WHAT IS BEING ASKED
Write out every record in full, exactly as written, please.

EXTRACTED INFORMATION
────────────────────────────────────────
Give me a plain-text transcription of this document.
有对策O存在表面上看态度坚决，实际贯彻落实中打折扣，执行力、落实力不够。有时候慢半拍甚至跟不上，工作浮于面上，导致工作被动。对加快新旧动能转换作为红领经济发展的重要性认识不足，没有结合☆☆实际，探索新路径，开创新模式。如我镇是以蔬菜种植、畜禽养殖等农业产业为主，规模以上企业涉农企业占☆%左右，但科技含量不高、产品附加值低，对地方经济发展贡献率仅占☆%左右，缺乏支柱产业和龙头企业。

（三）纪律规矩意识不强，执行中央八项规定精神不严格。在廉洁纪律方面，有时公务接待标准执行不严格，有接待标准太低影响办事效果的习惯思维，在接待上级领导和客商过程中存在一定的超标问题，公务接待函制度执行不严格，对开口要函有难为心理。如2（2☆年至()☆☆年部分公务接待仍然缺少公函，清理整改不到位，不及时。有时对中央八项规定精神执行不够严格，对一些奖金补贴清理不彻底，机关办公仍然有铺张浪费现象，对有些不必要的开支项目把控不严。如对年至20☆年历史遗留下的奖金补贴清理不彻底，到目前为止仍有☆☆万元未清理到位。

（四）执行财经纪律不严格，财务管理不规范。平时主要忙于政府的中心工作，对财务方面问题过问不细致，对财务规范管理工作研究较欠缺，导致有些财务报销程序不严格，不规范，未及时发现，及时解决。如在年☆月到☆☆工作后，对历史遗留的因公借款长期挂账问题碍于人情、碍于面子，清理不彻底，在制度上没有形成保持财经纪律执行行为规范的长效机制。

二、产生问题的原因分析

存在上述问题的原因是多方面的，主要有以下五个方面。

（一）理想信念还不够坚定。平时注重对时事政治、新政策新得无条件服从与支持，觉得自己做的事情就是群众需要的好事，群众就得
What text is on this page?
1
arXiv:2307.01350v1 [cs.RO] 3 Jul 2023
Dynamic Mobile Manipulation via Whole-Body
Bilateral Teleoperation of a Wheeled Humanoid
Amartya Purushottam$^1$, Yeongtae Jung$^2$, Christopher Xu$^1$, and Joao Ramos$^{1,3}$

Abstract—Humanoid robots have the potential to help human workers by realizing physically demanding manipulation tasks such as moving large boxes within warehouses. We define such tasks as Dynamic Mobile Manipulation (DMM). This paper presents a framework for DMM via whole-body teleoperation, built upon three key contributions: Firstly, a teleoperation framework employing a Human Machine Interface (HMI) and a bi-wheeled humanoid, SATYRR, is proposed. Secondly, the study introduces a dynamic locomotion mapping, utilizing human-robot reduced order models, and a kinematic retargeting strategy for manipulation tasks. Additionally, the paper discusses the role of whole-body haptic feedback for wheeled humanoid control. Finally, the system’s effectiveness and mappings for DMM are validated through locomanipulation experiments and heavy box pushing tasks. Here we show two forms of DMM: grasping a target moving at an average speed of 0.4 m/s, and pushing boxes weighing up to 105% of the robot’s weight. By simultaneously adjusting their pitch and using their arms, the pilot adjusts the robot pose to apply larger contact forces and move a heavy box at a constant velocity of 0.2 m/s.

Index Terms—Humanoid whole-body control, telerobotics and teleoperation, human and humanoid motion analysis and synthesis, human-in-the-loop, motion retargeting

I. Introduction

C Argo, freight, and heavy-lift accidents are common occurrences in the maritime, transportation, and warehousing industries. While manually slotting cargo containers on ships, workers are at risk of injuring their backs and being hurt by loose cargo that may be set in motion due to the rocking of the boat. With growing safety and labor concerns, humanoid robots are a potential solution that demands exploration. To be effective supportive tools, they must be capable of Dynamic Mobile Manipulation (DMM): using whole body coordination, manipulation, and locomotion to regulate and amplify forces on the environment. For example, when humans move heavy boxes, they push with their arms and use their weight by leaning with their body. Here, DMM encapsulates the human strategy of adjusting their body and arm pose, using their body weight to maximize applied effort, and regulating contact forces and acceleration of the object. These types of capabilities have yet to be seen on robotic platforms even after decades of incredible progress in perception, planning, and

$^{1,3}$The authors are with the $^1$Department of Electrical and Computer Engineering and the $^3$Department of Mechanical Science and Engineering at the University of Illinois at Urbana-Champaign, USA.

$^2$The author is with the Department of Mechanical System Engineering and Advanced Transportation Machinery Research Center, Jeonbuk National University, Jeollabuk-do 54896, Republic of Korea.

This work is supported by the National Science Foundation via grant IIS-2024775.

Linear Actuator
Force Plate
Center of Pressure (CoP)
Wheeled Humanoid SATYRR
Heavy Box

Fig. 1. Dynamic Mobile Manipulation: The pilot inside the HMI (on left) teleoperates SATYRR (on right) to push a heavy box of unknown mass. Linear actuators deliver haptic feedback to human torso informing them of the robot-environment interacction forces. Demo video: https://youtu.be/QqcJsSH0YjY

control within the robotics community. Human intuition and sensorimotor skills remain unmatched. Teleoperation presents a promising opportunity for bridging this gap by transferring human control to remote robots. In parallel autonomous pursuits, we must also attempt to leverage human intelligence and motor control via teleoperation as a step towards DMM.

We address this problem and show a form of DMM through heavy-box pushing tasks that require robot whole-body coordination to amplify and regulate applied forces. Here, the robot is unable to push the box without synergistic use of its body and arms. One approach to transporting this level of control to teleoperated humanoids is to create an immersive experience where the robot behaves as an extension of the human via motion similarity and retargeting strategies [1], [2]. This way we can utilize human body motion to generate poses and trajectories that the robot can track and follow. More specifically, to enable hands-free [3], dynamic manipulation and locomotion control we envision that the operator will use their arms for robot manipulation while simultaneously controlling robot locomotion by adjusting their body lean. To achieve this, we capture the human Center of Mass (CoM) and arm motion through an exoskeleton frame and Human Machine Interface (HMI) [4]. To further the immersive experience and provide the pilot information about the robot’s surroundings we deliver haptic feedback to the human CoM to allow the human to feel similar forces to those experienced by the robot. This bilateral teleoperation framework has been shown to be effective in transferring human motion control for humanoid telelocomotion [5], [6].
────────────────────────────────────────
FULL ANSWER
Give me a plain-text transcription of this document.
有对策O存在表面上看态度坚决，实际贯彻落实中打折扣，执行力、落实力不够。有时候慢半拍甚至跟不上，工作浮于面上，导致工作被动。对加快新旧动能转换作为红领经济发展的重要性认识不足，没有结合☆☆实际，探索新路径，开创新模式。如我镇是以蔬菜种植、畜禽养殖等农业产业为主，规模以上企业涉农企业占☆%左右，但科技含量不高、产品附加值低，对地方经济发展贡献率仅占☆%左右，缺乏支柱产业和龙头企业。

（三）纪律规矩意识不强，执行中央八项规定精神不严格。在廉洁纪律方面，有时公务接待标准执行不严格，有接待标准太低影响办事效果的习惯思维，在接待上级领导和客商过程中存在一定的超标问题，公务接待函制度执行不严格，对开口要函有难为心理。如2（2☆年至()☆☆年部分公务接待仍然缺少公函，清理整改不到位，不及时。有时对中央八项规定精神执行不够严格，对一些奖金补贴清理不彻底，机关办公仍然有铺张浪费现象，对有些不必要的开支项目把控不严。如对年至20☆年历史遗留下的奖金补贴清理不彻底，到目前为止仍有☆☆万元未清理到位。

（四）执行财经纪律不严格，财务管理不规范。平时主要忙于政府的中心工作，对财务方面问题过问不细致，对财务规范管理工作研究较欠缺，导致有些财务报销程序不严格，不规范，未及时发现，及时解决。如在年☆月到☆☆工作后，对历史遗留的因公借款长期挂账问题碍于人情、碍于面子，清理不彻底，在制度上没有形成保持财经纪律执行行为规范的长效机制。

二、产生问题的原因分析

存在上述问题的原因是多方面的，主要有以下五个方面。

（一）理想信念还不够坚定。平时注重对时事政治、新政策新得无条件服从与支持，觉得自己做的事情就是群众需要的好事，群众就得
What text is on this page?
1
arXiv:2307.01350v1 [cs.RO] 3 Jul 2023
Dynamic Mobile Manipulation via Whole-Body
Bilateral Teleoperation of a Wheeled Humanoid
Amartya Purushottam$^1$, Yeongtae Jung$^2$, Christopher Xu$^1$, and Joao Ramos$^{1,3}$

Abstract—Humanoid robots have the potential to help human workers by realizing physically demanding manipulation tasks such as moving large boxes within warehouses. We define such tasks as Dynamic Mobile Manipulation (DMM). This paper presents a framework for DMM via whole-body teleoperation, built upon three key contributions: Firstly, a teleoperation framework employing a Human Machine Interface (HMI) and a bi-wheeled humanoid, SATYRR, is proposed. Secondly, the study introduces a dynamic locomotion mapping, utilizing human-robot reduced order models, and a kinematic retargeting strategy for manipulation tasks. Additionally, the paper discusses the role of whole-body haptic feedback for wheeled humanoid control. Finally, the system’s effectiveness and mappings for DMM are validated through locomanipulation experiments and heavy box pushing tasks. Here we show two forms of DMM: grasping a target moving at an average speed of 0.4 m/s, and pushing boxes weighing up to 105% of the robot’s weight. By simultaneously adjusting their pitch and using their arms, the pilot adjusts the robot pose to apply larger contact forces and move a heavy box at a constant velocity of 0.2 m/s.

Index Terms—Humanoid whole-body control, telerobotics and teleoperation, human and humanoid motion analysis and synthesis, human-in-the-loop, motion retargeting

I. Introduction

C Argo, freight, and heavy-lift accidents are common occurrences in the maritime, transportation, and warehousing industries. While manually slotting cargo containers on ships, workers are at risk of injuring their backs and being hurt by loose cargo that may be set in motion due to the rocking of the boat. With growing safety and labor concerns, humanoid robots are a potential solution that demands exploration. To be effective supportive tools, they must be capable of Dynamic Mobile Manipulation (DMM): using whole body coordination, manipulation, and locomotion to regulate and amplify forces on the environment. For example, when humans move heavy boxes, they push with their arms and use their weight by leaning with their body. Here, DMM encapsulates the human strategy of adjusting their body and arm pose, using their body weight to maximize applied effort, and regulating contact forces and acceleration of the object. These types of capabilities have yet to be seen on robotic platforms even after decades of incredible progress in perception, planning, and

$^{1,3}$The authors are with the $^1$Department of Electrical and Computer Engineering and the $^3$Department of Mechanical Science and Engineering at the University of Illinois at Urbana-Champaign, USA.

$^2$The author is with the Department of Mechanical System Engineering and Advanced Transportation Machinery Research Center, Jeonbuk National University, Jeollabuk-do 54896, Republic of Korea.

This work is supported by the National Science Foundation via grant IIS-2024775.

Linear Actuator
Force Plate
Center of Pressure (CoP)
Wheeled Humanoid SATYRR
Heavy Box

Fig. 1. Dynamic Mobile Manipulation: The pilot inside the HMI (on left) teleoperates SATYRR (on right) to push a heavy box of unknown mass. Linear actuators deliver haptic feedback to human torso informing them of the robot-environment interacction forces. Demo video: https://youtu.be/QqcJsSH0YjY

control within the robotics community. Human intuition and sensorimotor skills remain unmatched. Teleoperation presents a promising opportunity for bridging this gap by transferring human control to remote robots. In parallel autonomous pursuits, we must also attempt to leverage human intelligence and motor control via teleoperation as a step towards DMM.

We address this problem and show a form of DMM through heavy-box pushing tasks that require robot whole-body coordination to amplify and regulate applied forces. Here, the robot is unable to push the box without synergistic use of its body and arms. One approach to transporting this level of control to teleoperated humanoids is to create an immersive experience where the robot behaves as an extension of the human via motion similarity and retargeting strategies [1], [2]. This way we can utilize human body motion to generate poses and trajectories that the robot can track and follow. More specifically, to enable hands-free [3], dynamic manipulation and locomotion control we envision that the operator will use their arms for robot manipulation while simultaneously controlling robot locomotion by adjusting their body lean. To achieve this, we capture the human Center of Mass (CoM) and arm motion through an exoskeleton frame and Human Machine Interface (HMI) [4]. To further the immersive experience and provide the pilot information about the robot’s surroundings we deliver haptic feedback to the human CoM to allow the human to feel similar forces to those experienced by the robot. This bilateral teleoperation framework has been shown to be effective in transferring human motion control for humanoid telelocomotion [5], [6].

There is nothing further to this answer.